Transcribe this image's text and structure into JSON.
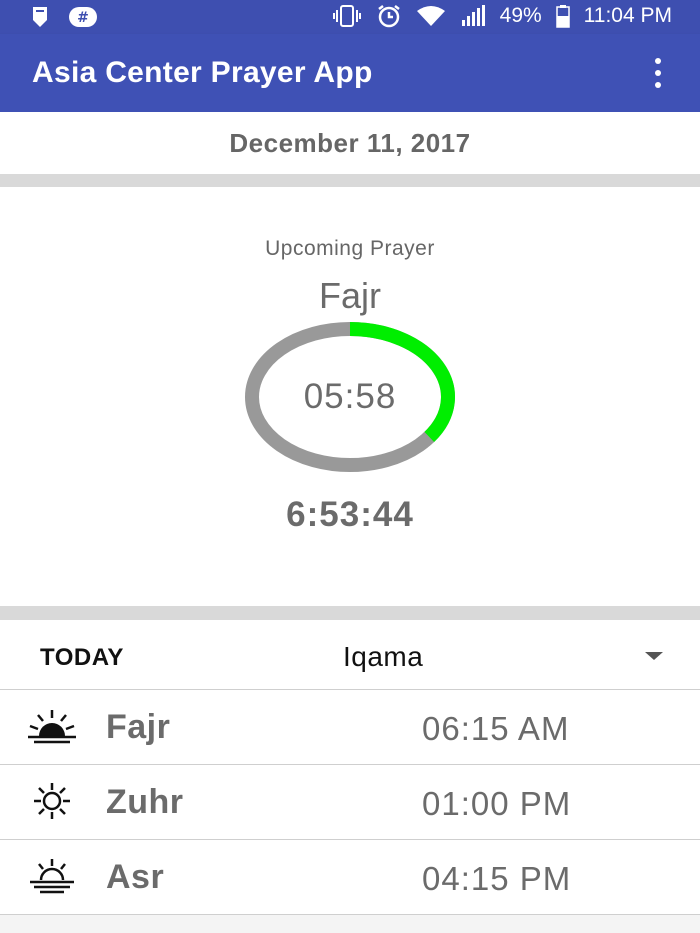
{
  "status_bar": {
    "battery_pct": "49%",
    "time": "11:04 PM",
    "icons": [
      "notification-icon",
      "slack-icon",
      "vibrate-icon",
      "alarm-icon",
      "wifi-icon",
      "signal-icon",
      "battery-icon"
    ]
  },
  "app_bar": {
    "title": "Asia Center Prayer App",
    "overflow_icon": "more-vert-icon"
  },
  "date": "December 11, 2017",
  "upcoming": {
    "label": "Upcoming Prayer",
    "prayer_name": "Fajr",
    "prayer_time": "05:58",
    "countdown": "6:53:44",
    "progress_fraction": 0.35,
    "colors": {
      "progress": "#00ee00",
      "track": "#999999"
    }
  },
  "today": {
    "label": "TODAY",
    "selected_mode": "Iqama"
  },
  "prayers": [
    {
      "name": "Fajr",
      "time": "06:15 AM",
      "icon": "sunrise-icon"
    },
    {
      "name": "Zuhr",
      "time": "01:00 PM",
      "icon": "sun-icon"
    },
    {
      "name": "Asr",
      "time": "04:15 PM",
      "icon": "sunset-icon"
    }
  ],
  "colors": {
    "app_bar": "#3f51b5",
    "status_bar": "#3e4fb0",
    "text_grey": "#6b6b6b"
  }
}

* * *

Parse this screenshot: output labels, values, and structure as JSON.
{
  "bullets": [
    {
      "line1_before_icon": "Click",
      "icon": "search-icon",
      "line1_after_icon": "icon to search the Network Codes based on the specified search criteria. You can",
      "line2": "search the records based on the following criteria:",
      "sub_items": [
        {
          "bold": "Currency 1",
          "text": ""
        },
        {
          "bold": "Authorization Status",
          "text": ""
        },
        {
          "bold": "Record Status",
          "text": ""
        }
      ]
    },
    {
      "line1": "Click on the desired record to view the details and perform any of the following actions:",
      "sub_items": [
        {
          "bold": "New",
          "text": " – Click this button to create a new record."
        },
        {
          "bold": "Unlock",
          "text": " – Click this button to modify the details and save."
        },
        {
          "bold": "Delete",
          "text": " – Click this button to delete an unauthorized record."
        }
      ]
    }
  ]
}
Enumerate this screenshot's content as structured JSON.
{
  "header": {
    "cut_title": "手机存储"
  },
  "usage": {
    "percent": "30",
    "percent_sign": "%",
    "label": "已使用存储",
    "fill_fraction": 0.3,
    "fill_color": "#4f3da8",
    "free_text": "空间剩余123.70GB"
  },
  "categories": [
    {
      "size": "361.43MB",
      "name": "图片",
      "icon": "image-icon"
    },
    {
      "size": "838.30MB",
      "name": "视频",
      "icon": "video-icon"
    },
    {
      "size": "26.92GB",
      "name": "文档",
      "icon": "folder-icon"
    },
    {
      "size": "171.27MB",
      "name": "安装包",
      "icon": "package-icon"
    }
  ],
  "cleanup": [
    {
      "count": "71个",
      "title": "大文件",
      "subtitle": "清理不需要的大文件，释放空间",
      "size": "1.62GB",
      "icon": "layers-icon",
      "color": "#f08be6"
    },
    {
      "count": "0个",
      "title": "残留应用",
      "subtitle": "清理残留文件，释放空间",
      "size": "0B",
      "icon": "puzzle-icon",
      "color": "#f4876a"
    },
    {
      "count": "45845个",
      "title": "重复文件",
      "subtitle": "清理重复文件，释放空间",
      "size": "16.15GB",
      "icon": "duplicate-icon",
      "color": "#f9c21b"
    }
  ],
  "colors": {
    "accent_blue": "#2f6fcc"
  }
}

**YOUR INSTRUCTIONS**
Using the entries above, return each line that includes the word "this".

**TASK SOLUTION**
Transcribe this image's text and structure into JSON.
Parse this screenshot: output labels, values, and structure as JSON.
          "text": " – Click this button to create a new record."
          "text": " – Click this button to modify the details and save."
          "text": " – Click this button to delete an unauthorized record."
Enumerate this screenshot's content as structured JSON.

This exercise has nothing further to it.